◆ **LISTED RECORDS**
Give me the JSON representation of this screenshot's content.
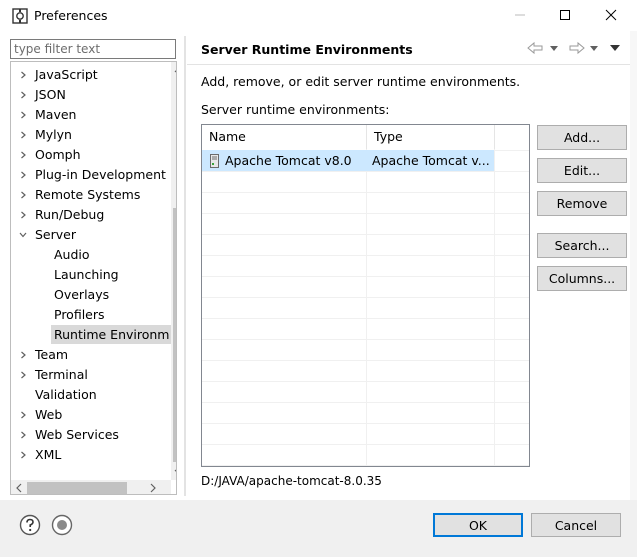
{
  "window": {
    "title": "Preferences"
  },
  "filter": {
    "placeholder": "type filter text",
    "value": ""
  },
  "tree": [
    {
      "label": "JavaScript",
      "expanded": false
    },
    {
      "label": "JSON",
      "expanded": false
    },
    {
      "label": "Maven",
      "expanded": false
    },
    {
      "label": "Mylyn",
      "expanded": false
    },
    {
      "label": "Oomph",
      "expanded": false
    },
    {
      "label": "Plug-in Development",
      "expanded": false
    },
    {
      "label": "Remote Systems",
      "expanded": false
    },
    {
      "label": "Run/Debug",
      "expanded": false
    },
    {
      "label": "Server",
      "expanded": true
    },
    {
      "label": "Audio",
      "child": true
    },
    {
      "label": "Launching",
      "child": true
    },
    {
      "label": "Overlays",
      "child": true
    },
    {
      "label": "Profilers",
      "child": true
    },
    {
      "label": "Runtime Environm",
      "child": true,
      "selected": true
    },
    {
      "label": "Team",
      "expanded": false
    },
    {
      "label": "Terminal",
      "expanded": false
    },
    {
      "label": "Validation",
      "leaf": true
    },
    {
      "label": "Web",
      "expanded": false
    },
    {
      "label": "Web Services",
      "expanded": false
    },
    {
      "label": "XML",
      "expanded": false
    }
  ],
  "page": {
    "title": "Server Runtime Environments",
    "description": "Add, remove, or edit server runtime environments.",
    "list_label": "Server runtime environments:",
    "columns": [
      "Name",
      "Type"
    ],
    "rows": [
      {
        "name": "Apache Tomcat v8.0",
        "type": "Apache Tomcat v...",
        "selected": true
      }
    ],
    "path": "D:/JAVA/apache-tomcat-8.0.35"
  },
  "buttons": {
    "add": "Add...",
    "edit": "Edit...",
    "remove": "Remove",
    "search": "Search...",
    "columns": "Columns..."
  },
  "dialog": {
    "ok": "OK",
    "cancel": "Cancel"
  },
  "colors": {
    "selection": "#cce8ff",
    "default_button_border": "#0078d7",
    "tree_selection": "#d9d9d9"
  }
}
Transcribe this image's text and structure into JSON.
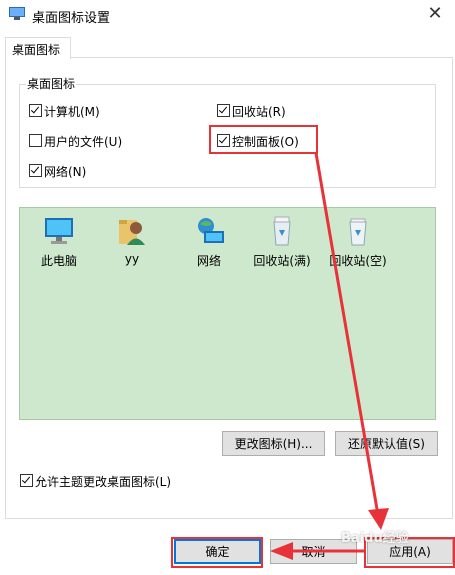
{
  "window": {
    "title": "桌面图标设置",
    "close_glyph": "✕"
  },
  "tab": {
    "label": "桌面图标"
  },
  "group": {
    "label": "桌面图标",
    "checkboxes": [
      {
        "label": "计算机(M)",
        "checked": true
      },
      {
        "label": "回收站(R)",
        "checked": true
      },
      {
        "label": "用户的文件(U)",
        "checked": false
      },
      {
        "label": "控制面板(O)",
        "checked": true
      },
      {
        "label": "网络(N)",
        "checked": true
      }
    ]
  },
  "preview": {
    "icons": [
      {
        "label": "此电脑",
        "icon": "computer-icon"
      },
      {
        "label": "yy",
        "icon": "user-folder-icon"
      },
      {
        "label": "网络",
        "icon": "network-icon"
      },
      {
        "label": "回收站(满)",
        "icon": "recycle-bin-full-icon"
      },
      {
        "label": "回收站(空)",
        "icon": "recycle-bin-empty-icon"
      }
    ],
    "background_color": "#cde8cd"
  },
  "buttons": {
    "change_icon": "更改图标(H)...",
    "restore_default": "还原默认值(S)",
    "ok": "确定",
    "cancel": "取消",
    "apply": "应用(A)"
  },
  "theme_checkbox": {
    "label": "允许主题更改桌面图标(L)",
    "checked": true
  },
  "annotation": {
    "color": "#e8323a"
  },
  "watermark": "Baidu经验"
}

◆ **OBJECTIVE**
Copy the data exactly. Any picture it contains is to be omitted.

◆ **RESPONSE TO THIS EXERCISE**
Give me the JSON representation of this screenshot's content.
{
  "window": {
    "title": "Preferences"
  },
  "filter": {
    "placeholder": "type filter text",
    "value": ""
  },
  "tree": [
    {
      "label": "JavaScript",
      "expanded": false
    },
    {
      "label": "JSON",
      "expanded": false
    },
    {
      "label": "Maven",
      "expanded": false
    },
    {
      "label": "Mylyn",
      "expanded": false
    },
    {
      "label": "Oomph",
      "expanded": false
    },
    {
      "label": "Plug-in Development",
      "expanded": false
    },
    {
      "label": "Remote Systems",
      "expanded": false
    },
    {
      "label": "Run/Debug",
      "expanded": false
    },
    {
      "label": "Server",
      "expanded": true
    },
    {
      "label": "Audio",
      "child": true
    },
    {
      "label": "Launching",
      "child": true
    },
    {
      "label": "Overlays",
      "child": true
    },
    {
      "label": "Profilers",
      "child": true
    },
    {
      "label": "Runtime Environm",
      "child": true,
      "selected": true
    },
    {
      "label": "Team",
      "expanded": false
    },
    {
      "label": "Terminal",
      "expanded": false
    },
    {
      "label": "Validation",
      "leaf": true
    },
    {
      "label": "Web",
      "expanded": false
    },
    {
      "label": "Web Services",
      "expanded": false
    },
    {
      "label": "XML",
      "expanded": false
    }
  ],
  "page": {
    "title": "Server Runtime Environments",
    "description": "Add, remove, or edit server runtime environments.",
    "list_label": "Server runtime environments:",
    "columns": [
      "Name",
      "Type"
    ],
    "rows": [
      {
        "name": "Apache Tomcat v8.0",
        "type": "Apache Tomcat v...",
        "selected": true
      }
    ],
    "path": "D:/JAVA/apache-tomcat-8.0.35"
  },
  "buttons": {
    "add": "Add...",
    "edit": "Edit...",
    "remove": "Remove",
    "search": "Search...",
    "columns": "Columns..."
  },
  "dialog": {
    "ok": "OK",
    "cancel": "Cancel"
  },
  "colors": {
    "selection": "#cce8ff",
    "default_button_border": "#0078d7",
    "tree_selection": "#d9d9d9"
  }
}
Transcribe this image's text and structure into JSON.
{
  "window": {
    "title": "桌面图标设置",
    "close_glyph": "✕"
  },
  "tab": {
    "label": "桌面图标"
  },
  "group": {
    "label": "桌面图标",
    "checkboxes": [
      {
        "label": "计算机(M)",
        "checked": true
      },
      {
        "label": "回收站(R)",
        "checked": true
      },
      {
        "label": "用户的文件(U)",
        "checked": false
      },
      {
        "label": "控制面板(O)",
        "checked": true
      },
      {
        "label": "网络(N)",
        "checked": true
      }
    ]
  },
  "preview": {
    "icons": [
      {
        "label": "此电脑",
        "icon": "computer-icon"
      },
      {
        "label": "yy",
        "icon": "user-folder-icon"
      },
      {
        "label": "网络",
        "icon": "network-icon"
      },
      {
        "label": "回收站(满)",
        "icon": "recycle-bin-full-icon"
      },
      {
        "label": "回收站(空)",
        "icon": "recycle-bin-empty-icon"
      }
    ],
    "background_color": "#cde8cd"
  },
  "buttons": {
    "change_icon": "更改图标(H)...",
    "restore_default": "还原默认值(S)",
    "ok": "确定",
    "cancel": "取消",
    "apply": "应用(A)"
  },
  "theme_checkbox": {
    "label": "允许主题更改桌面图标(L)",
    "checked": true
  },
  "annotation": {
    "color": "#e8323a"
  },
  "watermark": "Baidu经验"
}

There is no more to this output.